Instructions to follow> Copy all the material that follows, keeping every character the same.

Data provided>
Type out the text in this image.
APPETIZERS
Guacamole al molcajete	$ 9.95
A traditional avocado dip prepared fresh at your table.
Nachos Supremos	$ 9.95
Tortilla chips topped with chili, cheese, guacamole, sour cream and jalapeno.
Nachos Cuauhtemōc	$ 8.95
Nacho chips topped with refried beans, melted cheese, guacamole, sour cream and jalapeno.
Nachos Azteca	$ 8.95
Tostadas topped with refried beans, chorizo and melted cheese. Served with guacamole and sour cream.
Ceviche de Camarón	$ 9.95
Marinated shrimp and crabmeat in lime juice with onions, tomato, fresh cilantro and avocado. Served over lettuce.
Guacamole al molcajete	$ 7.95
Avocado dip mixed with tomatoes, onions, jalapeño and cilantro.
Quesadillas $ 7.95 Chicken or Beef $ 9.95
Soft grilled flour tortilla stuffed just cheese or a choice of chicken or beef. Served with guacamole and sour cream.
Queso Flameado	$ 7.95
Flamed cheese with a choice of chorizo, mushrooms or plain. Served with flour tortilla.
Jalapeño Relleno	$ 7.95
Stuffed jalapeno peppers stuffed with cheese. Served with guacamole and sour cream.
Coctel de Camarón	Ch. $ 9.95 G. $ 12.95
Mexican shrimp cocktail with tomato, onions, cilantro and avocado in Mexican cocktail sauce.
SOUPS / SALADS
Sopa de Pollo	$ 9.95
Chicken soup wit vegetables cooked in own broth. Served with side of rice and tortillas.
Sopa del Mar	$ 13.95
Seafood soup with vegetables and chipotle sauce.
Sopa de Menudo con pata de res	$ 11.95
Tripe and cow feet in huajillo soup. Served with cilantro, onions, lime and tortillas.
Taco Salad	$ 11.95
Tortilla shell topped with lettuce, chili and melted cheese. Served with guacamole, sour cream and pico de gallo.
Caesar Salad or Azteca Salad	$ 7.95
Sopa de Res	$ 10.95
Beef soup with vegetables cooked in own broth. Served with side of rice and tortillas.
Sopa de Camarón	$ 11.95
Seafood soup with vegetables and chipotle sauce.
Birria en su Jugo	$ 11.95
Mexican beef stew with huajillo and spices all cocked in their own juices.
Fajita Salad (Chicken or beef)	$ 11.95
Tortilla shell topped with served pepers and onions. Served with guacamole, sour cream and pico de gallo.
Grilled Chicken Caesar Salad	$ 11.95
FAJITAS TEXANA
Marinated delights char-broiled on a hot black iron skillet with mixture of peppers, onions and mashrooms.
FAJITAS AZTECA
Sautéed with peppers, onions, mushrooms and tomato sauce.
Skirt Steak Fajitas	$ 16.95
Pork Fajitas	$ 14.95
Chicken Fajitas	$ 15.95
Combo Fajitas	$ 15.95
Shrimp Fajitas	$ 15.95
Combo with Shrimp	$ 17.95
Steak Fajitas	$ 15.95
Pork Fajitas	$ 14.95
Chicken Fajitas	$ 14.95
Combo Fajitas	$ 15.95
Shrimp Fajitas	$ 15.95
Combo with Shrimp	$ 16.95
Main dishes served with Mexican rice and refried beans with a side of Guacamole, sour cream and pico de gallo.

Task result>
Type out the text in this image.
APPETIZERS
Guacamole al molcajete	$ 9.95
A traditional avocado dip prepared fresh at your table.
Nachos Supremos	$ 9.95
Tortilla chips topped with chili, cheese, guacamole, sour cream and jalapeno.
Nachos Cuauhtemōc	$ 8.95
Nacho chips topped with refried beans, melted cheese, guacamole, sour cream and jalapeno.
Nachos Azteca	$ 8.95
Tostadas topped with refried beans, chorizo and melted cheese. Served with guacamole and sour cream.
Ceviche de Camarón	$ 9.95
Marinated shrimp and crabmeat in lime juice with onions, tomato, fresh cilantro and avocado. Served over lettuce.
Guacamole al molcajete	$ 7.95
Avocado dip mixed with tomatoes, onions, jalapeño and cilantro.
Quesadillas $ 7.95 Chicken or Beef $ 9.95
Soft grilled flour tortilla stuffed just cheese or a choice of chicken or beef. Served with guacamole and sour cream.
Queso Flameado	$ 7.95
Flamed cheese with a choice of chorizo, mushrooms or plain. Served with flour tortilla.
Jalapeño Relleno	$ 7.95
Stuffed jalapeno peppers stuffed with cheese. Served with guacamole and sour cream.
Coctel de Camarón	Ch. $ 9.95 G. $ 12.95
Mexican shrimp cocktail with tomato, onions, cilantro and avocado in Mexican cocktail sauce.
SOUPS / SALADS
Sopa de Pollo	$ 9.95
Chicken soup wit vegetables cooked in own broth. Served with side of rice and tortillas.
Sopa del Mar	$ 13.95
Seafood soup with vegetables and chipotle sauce.
Sopa de Menudo con pata de res	$ 11.95
Tripe and cow feet in huajillo soup. Served with cilantro, onions, lime and tortillas.
Taco Salad	$ 11.95
Tortilla shell topped with lettuce, chili and melted cheese. Served with guacamole, sour cream and pico de gallo.
Caesar Salad or Azteca Salad	$ 7.95
Sopa de Res	$ 10.95
Beef soup with vegetables cooked in own broth. Served with side of rice and tortillas.
Sopa de Camarón	$ 11.95
Seafood soup with vegetables and chipotle sauce.
Birria en su Jugo	$ 11.95
Mexican beef stew with huajillo and spices all cocked in their own juices.
Fajita Salad (Chicken or beef)	$ 11.95
Tortilla shell topped with served pepers and onions. Served with guacamole, sour cream and pico de gallo.
Grilled Chicken Caesar Salad	$ 11.95
FAJITAS TEXANA
Marinated delights char-broiled on a hot black iron skillet with mixture of peppers, onions and mashrooms.
FAJITAS AZTECA
Sautéed with peppers, onions, mushrooms and tomato sauce.
Skirt Steak Fajitas	$ 16.95
Pork Fajitas	$ 14.95
Chicken Fajitas	$ 15.95
Combo Fajitas	$ 15.95
Shrimp Fajitas	$ 15.95
Combo with Shrimp	$ 17.95
Steak Fajitas	$ 15.95
Pork Fajitas	$ 14.95
Chicken Fajitas	$ 14.95
Combo Fajitas	$ 15.95
Shrimp Fajitas	$ 15.95
Combo with Shrimp	$ 16.95
Main dishes served with Mexican rice and refried beans with a side of Guacamole, sour cream and pico de gallo.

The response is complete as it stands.